(Dataset entries)
————

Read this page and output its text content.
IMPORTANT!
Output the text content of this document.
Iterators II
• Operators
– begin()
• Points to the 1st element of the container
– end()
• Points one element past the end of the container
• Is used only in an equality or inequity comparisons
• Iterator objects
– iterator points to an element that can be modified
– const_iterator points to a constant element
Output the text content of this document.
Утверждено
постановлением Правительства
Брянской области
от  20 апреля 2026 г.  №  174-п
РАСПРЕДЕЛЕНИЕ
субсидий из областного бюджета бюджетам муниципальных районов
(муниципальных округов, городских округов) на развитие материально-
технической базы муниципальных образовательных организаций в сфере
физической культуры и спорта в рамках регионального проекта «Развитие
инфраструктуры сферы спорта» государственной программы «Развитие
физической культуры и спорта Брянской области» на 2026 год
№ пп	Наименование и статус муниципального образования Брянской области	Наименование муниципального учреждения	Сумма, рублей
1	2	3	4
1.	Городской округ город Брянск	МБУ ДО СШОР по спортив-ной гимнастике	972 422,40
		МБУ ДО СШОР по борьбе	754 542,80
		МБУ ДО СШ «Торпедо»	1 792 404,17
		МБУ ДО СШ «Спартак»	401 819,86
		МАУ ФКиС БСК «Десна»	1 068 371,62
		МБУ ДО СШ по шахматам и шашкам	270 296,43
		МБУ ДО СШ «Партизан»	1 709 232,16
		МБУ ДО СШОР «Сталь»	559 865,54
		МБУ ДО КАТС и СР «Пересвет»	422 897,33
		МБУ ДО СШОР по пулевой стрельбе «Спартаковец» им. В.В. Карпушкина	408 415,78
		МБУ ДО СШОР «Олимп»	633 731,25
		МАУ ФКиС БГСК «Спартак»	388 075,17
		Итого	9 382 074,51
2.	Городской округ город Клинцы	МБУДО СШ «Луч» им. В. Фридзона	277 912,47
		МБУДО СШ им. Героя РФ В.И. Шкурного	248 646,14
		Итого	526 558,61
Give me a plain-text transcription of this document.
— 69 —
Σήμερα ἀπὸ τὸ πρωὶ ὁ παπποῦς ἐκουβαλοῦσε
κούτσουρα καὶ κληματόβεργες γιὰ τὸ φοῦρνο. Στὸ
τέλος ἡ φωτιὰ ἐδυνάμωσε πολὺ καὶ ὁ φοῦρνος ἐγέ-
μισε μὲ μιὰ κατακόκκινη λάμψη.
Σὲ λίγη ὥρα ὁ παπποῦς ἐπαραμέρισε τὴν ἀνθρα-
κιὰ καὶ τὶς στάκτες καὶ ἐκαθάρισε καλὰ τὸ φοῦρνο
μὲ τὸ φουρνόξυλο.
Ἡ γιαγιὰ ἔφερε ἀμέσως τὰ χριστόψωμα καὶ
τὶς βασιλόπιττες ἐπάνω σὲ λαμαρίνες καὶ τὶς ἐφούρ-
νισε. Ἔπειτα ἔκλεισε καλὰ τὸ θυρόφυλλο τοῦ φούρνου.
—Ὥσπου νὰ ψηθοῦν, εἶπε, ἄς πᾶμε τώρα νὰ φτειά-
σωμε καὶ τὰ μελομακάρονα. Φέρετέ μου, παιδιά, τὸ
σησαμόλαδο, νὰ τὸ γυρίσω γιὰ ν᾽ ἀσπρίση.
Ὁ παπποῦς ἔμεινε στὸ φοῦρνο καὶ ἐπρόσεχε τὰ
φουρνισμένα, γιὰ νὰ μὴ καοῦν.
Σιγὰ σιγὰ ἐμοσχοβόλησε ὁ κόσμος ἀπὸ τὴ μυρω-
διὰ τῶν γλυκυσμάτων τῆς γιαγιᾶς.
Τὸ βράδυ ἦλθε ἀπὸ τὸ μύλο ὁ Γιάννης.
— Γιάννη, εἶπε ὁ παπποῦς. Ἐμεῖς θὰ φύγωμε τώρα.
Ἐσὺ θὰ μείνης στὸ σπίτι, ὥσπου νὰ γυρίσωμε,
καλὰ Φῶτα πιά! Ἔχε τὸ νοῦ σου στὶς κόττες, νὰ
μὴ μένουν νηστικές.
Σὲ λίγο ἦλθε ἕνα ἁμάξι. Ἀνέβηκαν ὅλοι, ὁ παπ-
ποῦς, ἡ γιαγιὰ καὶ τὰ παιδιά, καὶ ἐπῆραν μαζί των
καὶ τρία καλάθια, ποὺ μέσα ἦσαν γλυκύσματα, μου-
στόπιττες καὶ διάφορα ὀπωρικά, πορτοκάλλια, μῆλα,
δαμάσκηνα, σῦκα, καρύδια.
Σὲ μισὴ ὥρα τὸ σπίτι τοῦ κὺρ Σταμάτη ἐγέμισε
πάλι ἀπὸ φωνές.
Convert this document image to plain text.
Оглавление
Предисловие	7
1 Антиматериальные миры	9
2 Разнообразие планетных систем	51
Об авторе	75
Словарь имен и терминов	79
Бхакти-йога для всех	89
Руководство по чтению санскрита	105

————

# [REQUIRED TASK]
Copy each line of the data above that holds "text".

# [ANSWER TO THE TASK]
Read this page and output its text content.
Output the text content of this document.
Output the text content of this document.
Give me a plain-text transcription of this document.
Convert this document image to plain text.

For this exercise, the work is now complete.